---------- Available records
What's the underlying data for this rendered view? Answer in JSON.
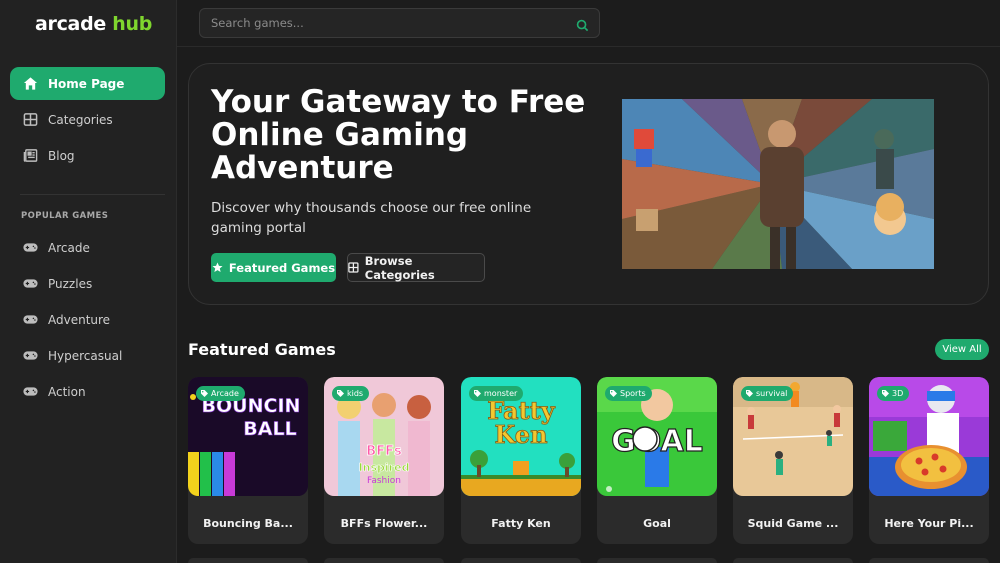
{
  "brand": {
    "part1": "arcade",
    "part2": "hub"
  },
  "search": {
    "placeholder": "Search games..."
  },
  "nav": [
    {
      "label": "Home Page",
      "icon": "home-icon"
    },
    {
      "label": "Categories",
      "icon": "grid-icon"
    },
    {
      "label": "Blog",
      "icon": "newspaper-icon"
    }
  ],
  "popular": {
    "title": "POPULAR GAMES",
    "items": [
      {
        "label": "Arcade",
        "icon": "gamepad-icon"
      },
      {
        "label": "Puzzles",
        "icon": "gamepad-icon"
      },
      {
        "label": "Adventure",
        "icon": "gamepad-icon"
      },
      {
        "label": "Hypercasual",
        "icon": "gamepad-icon"
      },
      {
        "label": "Action",
        "icon": "gamepad-icon"
      }
    ]
  },
  "hero": {
    "title": "Your Gateway to Free Online Gaming Adventure",
    "subtitle": "Discover why thousands choose our free online gaming portal",
    "primary_button": "Featured Games",
    "secondary_button": "Browse Categories"
  },
  "featured": {
    "title": "Featured Games",
    "view_all": "View All",
    "cards": [
      {
        "tag": "Arcade",
        "name": "Bouncing Ba...",
        "thumb_text": "BOUNCIN BALL"
      },
      {
        "tag": "kids",
        "name": "BFFs Flower...",
        "thumb_text": "BFFs Flower Inspired Fashion"
      },
      {
        "tag": "monster",
        "name": "Fatty Ken",
        "thumb_text": "Fatty Ken"
      },
      {
        "tag": "Sports",
        "name": "Goal",
        "thumb_text": "GOAL"
      },
      {
        "tag": "survival",
        "name": "Squid Game ...",
        "thumb_text": ""
      },
      {
        "tag": "3D",
        "name": "Here Your Pi...",
        "thumb_text": ""
      }
    ]
  },
  "colors": {
    "accent": "#1faa6e",
    "brand_green": "#7fd62e",
    "background": "#1c1c1c",
    "sidebar": "#222222"
  }
}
--------------------
● **Your instructions**:
Print every entry exactly as written, without the pictures.

● **Written response**:
What's the underlying data for this rendered view? Answer in JSON.
{
  "brand": {
    "part1": "arcade",
    "part2": "hub"
  },
  "search": {
    "placeholder": "Search games..."
  },
  "nav": [
    {
      "label": "Home Page",
      "icon": "home-icon"
    },
    {
      "label": "Categories",
      "icon": "grid-icon"
    },
    {
      "label": "Blog",
      "icon": "newspaper-icon"
    }
  ],
  "popular": {
    "title": "POPULAR GAMES",
    "items": [
      {
        "label": "Arcade",
        "icon": "gamepad-icon"
      },
      {
        "label": "Puzzles",
        "icon": "gamepad-icon"
      },
      {
        "label": "Adventure",
        "icon": "gamepad-icon"
      },
      {
        "label": "Hypercasual",
        "icon": "gamepad-icon"
      },
      {
        "label": "Action",
        "icon": "gamepad-icon"
      }
    ]
  },
  "hero": {
    "title": "Your Gateway to Free Online Gaming Adventure",
    "subtitle": "Discover why thousands choose our free online gaming portal",
    "primary_button": "Featured Games",
    "secondary_button": "Browse Categories"
  },
  "featured": {
    "title": "Featured Games",
    "view_all": "View All",
    "cards": [
      {
        "tag": "Arcade",
        "name": "Bouncing Ba...",
        "thumb_text": "BOUNCIN BALL"
      },
      {
        "tag": "kids",
        "name": "BFFs Flower...",
        "thumb_text": "BFFs Flower Inspired Fashion"
      },
      {
        "tag": "monster",
        "name": "Fatty Ken",
        "thumb_text": "Fatty Ken"
      },
      {
        "tag": "Sports",
        "name": "Goal",
        "thumb_text": "GOAL"
      },
      {
        "tag": "survival",
        "name": "Squid Game ...",
        "thumb_text": ""
      },
      {
        "tag": "3D",
        "name": "Here Your Pi...",
        "thumb_text": ""
      }
    ]
  },
  "colors": {
    "accent": "#1faa6e",
    "brand_green": "#7fd62e",
    "background": "#1c1c1c",
    "sidebar": "#222222"
  }
}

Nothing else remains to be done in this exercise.